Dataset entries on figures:
** begin **
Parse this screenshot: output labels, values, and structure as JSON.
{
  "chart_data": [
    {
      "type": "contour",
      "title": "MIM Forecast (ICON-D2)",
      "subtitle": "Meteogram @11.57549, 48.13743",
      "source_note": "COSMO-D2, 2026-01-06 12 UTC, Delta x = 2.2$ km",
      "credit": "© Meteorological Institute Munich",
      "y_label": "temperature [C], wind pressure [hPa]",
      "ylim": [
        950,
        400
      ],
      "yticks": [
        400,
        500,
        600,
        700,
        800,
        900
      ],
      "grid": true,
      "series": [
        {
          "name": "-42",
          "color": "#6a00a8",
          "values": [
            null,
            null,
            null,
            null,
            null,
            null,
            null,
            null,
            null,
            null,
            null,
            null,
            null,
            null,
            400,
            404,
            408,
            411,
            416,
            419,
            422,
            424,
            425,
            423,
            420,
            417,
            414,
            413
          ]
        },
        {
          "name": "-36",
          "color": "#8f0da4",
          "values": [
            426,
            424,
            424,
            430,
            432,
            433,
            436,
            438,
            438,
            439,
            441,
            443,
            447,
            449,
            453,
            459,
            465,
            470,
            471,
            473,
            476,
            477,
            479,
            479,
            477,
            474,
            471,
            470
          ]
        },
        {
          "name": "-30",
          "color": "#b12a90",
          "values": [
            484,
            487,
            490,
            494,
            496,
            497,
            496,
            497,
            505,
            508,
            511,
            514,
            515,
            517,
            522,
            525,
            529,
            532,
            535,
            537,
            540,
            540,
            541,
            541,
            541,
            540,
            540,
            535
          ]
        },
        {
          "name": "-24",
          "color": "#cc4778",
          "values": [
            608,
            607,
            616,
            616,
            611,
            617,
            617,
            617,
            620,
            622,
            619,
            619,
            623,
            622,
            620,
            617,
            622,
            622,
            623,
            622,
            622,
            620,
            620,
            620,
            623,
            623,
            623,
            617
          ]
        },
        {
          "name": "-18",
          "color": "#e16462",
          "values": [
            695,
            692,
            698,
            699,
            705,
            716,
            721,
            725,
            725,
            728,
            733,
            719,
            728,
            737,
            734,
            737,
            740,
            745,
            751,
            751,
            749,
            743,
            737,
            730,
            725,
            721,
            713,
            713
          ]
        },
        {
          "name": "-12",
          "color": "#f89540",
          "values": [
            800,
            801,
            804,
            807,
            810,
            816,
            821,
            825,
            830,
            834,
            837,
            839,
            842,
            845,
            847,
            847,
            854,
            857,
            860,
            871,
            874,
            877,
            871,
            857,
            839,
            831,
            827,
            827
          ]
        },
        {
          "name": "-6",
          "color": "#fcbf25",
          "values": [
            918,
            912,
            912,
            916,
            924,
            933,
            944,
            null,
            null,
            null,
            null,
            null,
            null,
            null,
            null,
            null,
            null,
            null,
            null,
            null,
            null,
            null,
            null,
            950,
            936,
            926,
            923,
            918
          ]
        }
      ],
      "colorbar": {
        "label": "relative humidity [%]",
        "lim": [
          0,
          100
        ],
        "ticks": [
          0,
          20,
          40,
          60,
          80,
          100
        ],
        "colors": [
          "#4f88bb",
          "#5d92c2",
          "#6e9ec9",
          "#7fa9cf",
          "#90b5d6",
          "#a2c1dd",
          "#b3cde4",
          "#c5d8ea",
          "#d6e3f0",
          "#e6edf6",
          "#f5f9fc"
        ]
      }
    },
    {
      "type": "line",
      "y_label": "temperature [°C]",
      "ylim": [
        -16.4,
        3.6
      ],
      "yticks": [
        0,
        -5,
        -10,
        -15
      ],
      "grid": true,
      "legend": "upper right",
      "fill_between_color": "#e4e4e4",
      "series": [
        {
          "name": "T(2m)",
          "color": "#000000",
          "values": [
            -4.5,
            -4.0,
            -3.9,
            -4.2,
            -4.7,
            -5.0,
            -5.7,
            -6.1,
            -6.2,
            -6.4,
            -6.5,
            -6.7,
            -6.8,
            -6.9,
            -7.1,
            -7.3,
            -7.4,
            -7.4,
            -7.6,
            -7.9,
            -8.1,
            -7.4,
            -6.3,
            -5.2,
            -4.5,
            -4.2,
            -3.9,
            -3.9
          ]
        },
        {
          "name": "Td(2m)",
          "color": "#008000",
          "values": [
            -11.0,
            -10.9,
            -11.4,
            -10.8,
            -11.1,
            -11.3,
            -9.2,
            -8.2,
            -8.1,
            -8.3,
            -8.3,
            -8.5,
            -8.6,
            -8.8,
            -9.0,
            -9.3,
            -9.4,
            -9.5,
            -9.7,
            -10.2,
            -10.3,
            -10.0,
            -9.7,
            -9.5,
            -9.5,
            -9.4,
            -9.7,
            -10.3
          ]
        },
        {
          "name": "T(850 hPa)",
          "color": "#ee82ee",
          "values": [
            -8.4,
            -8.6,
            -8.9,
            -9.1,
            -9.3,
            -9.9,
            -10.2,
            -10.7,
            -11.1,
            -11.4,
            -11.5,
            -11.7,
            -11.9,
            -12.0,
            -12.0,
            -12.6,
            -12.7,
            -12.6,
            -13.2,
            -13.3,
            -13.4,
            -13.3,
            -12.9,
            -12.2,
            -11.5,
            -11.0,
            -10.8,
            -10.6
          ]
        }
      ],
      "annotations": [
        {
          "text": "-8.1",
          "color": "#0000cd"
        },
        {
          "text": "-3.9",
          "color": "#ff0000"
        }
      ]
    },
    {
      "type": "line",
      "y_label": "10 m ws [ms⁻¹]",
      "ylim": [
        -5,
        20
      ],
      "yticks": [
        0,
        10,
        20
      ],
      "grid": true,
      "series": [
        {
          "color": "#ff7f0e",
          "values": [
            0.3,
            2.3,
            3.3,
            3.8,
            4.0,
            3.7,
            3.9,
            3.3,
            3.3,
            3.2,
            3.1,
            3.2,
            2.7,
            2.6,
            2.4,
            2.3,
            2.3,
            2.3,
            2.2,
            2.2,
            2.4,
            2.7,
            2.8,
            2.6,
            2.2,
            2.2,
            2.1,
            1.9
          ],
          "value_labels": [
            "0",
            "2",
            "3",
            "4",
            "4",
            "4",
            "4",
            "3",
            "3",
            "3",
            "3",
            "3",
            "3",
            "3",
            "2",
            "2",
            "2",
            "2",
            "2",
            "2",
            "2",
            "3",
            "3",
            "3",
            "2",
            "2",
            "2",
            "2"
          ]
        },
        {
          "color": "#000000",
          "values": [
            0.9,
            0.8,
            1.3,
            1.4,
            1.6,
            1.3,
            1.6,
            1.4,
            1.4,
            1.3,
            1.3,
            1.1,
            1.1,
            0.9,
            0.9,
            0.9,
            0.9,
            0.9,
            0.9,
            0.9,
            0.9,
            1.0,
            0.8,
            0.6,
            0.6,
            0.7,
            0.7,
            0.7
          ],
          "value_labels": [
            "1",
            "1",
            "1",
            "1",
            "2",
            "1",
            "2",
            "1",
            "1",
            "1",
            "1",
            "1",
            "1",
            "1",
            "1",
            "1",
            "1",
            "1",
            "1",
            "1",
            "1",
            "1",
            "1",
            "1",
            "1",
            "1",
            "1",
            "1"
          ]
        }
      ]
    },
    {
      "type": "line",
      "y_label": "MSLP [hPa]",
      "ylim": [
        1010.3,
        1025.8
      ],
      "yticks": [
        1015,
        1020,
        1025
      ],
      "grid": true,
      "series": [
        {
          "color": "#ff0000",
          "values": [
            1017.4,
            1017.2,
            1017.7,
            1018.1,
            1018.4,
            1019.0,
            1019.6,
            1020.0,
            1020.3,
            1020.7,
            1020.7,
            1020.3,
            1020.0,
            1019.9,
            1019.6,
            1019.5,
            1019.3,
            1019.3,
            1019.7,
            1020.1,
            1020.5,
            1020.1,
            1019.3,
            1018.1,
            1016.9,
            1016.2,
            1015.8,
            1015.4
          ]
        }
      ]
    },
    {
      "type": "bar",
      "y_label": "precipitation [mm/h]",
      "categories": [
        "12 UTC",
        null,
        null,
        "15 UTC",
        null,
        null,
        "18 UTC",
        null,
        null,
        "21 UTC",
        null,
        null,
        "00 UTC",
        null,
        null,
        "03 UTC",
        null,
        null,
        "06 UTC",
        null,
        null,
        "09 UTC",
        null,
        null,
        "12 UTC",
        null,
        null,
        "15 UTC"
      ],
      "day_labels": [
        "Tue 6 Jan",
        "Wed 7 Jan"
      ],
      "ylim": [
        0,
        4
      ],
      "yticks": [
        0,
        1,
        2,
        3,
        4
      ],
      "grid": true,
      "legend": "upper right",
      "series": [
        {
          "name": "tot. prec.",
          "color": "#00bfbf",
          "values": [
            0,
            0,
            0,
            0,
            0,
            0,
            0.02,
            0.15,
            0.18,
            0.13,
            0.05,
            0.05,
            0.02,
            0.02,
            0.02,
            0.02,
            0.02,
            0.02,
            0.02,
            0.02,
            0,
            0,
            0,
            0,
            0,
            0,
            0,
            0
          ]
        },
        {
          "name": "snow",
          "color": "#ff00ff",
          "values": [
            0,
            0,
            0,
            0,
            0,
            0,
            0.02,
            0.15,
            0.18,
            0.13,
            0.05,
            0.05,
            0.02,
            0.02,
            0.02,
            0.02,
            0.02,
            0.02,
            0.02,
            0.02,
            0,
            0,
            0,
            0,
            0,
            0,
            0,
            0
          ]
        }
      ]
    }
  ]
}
** end **
--- WRITTEN TASK ---
Every line containing the string "name" must be listed.

--- ANSWER TO THIS TASK ---
          "name": "-42",
          "name": "-36",
          "name": "-30",
          "name": "-24",
          "name": "-18",
          "name": "-12",
          "name": "-6",
          "name": "T(2m)",
          "name": "Td(2m)",
          "name": "T(850 hPa)",
          "name": "tot. prec.",
          "name": "snow",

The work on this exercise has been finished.